AIM — Copy everything from the start of the material down to the line containing "video-clip[interactable]: 00:11 <box>585 239", keeping both ends.

━━━━━━━━

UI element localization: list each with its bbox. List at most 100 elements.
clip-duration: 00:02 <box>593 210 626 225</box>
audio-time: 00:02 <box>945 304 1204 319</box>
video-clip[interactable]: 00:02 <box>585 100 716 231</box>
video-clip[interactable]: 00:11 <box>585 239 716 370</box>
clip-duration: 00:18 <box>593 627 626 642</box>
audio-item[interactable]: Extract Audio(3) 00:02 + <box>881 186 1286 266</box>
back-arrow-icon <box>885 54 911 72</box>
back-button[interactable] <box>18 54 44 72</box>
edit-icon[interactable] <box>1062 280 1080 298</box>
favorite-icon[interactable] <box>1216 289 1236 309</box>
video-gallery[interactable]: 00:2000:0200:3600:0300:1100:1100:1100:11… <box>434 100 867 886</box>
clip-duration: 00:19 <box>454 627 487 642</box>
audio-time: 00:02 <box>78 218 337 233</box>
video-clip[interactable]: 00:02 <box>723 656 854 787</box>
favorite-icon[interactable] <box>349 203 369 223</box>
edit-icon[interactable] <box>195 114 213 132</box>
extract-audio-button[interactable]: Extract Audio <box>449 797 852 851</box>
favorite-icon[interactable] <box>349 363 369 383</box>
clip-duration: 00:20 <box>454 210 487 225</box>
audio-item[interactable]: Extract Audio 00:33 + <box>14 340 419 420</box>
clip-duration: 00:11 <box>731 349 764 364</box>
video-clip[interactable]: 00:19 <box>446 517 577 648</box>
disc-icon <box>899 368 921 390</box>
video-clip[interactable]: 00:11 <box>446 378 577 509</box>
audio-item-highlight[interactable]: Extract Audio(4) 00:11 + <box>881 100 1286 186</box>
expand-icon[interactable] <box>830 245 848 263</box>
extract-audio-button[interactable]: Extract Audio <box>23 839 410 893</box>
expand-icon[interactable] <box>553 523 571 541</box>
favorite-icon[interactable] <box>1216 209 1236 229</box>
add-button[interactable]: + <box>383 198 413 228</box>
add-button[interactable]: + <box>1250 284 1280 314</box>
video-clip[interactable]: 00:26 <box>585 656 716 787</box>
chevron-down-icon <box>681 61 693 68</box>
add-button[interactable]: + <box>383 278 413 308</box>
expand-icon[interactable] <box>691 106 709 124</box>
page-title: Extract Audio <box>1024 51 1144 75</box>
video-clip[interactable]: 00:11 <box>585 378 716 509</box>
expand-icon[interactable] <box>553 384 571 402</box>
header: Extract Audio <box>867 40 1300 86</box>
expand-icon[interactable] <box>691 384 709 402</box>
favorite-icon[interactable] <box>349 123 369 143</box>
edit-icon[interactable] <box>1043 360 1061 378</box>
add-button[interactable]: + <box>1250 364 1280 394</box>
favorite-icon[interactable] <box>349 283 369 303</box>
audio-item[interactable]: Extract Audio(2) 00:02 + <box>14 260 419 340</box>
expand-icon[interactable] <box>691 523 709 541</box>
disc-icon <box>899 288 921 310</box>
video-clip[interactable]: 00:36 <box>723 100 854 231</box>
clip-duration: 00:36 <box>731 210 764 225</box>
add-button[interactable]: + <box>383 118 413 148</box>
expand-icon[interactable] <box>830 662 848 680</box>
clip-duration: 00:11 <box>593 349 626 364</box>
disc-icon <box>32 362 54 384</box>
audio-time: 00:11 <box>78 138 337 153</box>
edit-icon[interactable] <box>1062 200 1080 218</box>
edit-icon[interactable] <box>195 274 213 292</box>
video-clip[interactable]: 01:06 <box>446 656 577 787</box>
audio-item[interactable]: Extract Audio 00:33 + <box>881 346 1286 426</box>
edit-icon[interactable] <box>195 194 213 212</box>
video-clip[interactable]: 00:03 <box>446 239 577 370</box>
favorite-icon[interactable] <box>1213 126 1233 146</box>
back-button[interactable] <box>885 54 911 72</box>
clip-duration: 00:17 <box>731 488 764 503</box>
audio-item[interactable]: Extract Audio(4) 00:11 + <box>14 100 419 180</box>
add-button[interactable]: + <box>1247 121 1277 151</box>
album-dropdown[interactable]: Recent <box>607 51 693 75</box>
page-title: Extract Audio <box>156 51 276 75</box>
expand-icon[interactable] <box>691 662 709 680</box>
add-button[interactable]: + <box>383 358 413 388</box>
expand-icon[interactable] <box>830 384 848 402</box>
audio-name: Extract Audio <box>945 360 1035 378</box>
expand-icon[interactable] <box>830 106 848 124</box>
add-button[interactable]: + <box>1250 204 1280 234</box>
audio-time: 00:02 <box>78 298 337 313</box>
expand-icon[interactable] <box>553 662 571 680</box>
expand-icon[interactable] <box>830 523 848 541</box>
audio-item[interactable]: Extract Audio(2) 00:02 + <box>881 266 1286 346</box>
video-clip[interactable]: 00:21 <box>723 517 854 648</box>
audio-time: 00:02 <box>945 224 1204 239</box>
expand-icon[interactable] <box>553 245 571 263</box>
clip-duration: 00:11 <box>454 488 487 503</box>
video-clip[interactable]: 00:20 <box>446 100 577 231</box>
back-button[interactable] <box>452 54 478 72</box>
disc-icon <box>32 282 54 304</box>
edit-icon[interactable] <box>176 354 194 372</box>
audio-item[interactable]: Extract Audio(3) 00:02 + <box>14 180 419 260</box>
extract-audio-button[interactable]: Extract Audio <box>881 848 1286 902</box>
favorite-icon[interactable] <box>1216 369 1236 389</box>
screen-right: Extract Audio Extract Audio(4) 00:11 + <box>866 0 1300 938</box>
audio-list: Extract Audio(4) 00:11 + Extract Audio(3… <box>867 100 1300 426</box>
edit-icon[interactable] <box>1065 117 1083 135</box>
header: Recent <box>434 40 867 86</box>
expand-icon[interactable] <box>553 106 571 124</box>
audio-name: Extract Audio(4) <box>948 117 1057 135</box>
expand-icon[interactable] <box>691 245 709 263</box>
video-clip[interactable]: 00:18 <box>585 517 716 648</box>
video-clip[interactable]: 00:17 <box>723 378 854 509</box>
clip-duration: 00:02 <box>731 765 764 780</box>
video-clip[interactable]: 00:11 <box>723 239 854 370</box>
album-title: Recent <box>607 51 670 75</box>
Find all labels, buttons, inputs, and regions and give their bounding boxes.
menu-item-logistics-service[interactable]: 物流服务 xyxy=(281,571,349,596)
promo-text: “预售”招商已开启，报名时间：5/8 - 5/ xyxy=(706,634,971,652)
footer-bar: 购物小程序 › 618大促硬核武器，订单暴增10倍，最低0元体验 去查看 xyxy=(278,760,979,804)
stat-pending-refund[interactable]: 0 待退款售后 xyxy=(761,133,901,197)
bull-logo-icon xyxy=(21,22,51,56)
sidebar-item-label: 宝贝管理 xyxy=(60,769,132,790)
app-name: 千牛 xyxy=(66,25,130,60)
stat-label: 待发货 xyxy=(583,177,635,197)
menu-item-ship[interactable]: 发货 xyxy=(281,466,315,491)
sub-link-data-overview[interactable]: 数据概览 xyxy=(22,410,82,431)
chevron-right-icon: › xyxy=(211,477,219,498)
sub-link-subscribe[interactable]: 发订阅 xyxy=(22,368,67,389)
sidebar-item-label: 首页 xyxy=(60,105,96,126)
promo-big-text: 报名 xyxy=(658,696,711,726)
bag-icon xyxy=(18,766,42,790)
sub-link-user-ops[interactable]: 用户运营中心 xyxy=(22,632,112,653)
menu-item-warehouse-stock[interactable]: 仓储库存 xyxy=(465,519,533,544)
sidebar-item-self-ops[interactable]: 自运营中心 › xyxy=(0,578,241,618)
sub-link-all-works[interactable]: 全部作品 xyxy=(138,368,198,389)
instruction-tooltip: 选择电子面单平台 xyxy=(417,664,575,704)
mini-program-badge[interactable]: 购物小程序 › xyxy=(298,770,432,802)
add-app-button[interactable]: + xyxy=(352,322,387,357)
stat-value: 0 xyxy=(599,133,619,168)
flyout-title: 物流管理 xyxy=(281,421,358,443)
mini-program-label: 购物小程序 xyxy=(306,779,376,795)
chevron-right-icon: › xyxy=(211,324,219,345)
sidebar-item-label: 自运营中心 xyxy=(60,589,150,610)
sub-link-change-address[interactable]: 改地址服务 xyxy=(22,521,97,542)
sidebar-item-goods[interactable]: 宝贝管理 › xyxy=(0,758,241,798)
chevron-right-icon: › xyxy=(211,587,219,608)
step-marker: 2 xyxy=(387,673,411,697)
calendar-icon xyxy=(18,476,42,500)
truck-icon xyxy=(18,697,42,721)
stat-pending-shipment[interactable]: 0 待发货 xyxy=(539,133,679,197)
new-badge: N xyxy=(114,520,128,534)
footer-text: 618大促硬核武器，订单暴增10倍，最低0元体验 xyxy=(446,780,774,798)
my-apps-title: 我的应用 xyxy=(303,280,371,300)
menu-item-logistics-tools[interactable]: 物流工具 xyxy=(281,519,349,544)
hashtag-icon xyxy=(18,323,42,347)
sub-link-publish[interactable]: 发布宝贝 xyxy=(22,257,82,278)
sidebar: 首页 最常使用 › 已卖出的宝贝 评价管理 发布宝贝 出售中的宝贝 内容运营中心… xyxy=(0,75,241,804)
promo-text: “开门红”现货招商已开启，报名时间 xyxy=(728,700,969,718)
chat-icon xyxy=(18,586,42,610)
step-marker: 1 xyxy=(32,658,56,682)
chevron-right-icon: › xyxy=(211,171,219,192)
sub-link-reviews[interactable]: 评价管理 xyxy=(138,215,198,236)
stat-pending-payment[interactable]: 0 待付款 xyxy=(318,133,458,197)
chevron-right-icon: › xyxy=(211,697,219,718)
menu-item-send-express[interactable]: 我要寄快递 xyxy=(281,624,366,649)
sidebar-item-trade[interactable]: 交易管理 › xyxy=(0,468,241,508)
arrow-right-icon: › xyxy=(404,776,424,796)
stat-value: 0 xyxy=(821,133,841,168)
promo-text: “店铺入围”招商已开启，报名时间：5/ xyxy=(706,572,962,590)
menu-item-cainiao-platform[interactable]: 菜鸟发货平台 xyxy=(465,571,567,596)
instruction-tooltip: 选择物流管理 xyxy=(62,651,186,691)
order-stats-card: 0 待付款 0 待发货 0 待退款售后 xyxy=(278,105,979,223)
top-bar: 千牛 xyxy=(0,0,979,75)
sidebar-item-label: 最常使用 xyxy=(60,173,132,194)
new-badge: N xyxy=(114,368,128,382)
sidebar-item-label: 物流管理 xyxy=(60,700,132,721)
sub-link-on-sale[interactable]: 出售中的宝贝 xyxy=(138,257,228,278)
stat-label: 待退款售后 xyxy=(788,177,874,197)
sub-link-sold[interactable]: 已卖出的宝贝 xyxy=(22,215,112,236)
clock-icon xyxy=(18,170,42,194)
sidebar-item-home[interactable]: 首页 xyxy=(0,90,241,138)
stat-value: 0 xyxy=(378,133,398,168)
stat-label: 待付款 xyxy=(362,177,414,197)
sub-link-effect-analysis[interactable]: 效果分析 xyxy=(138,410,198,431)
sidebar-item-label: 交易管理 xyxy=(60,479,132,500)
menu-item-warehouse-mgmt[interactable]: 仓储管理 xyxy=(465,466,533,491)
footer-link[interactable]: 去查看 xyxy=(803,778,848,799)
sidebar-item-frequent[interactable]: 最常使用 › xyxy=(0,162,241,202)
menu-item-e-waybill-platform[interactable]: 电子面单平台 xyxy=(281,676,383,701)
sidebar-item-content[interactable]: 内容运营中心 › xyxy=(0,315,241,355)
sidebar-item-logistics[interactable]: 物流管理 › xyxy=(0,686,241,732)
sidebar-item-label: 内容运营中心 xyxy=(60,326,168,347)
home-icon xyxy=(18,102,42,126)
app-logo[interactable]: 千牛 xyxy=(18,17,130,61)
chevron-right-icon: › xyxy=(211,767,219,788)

━━━━━━━━

CORRECT RESPONSE —
UI element localization: list each with its bbox. List at most 100 elements.
clip-duration: 00:02 <box>593 210 626 225</box>
audio-time: 00:02 <box>945 304 1204 319</box>
video-clip[interactable]: 00:02 <box>585 100 716 231</box>
video-clip[interactable]: 00:11 <box>585 239 716 370</box>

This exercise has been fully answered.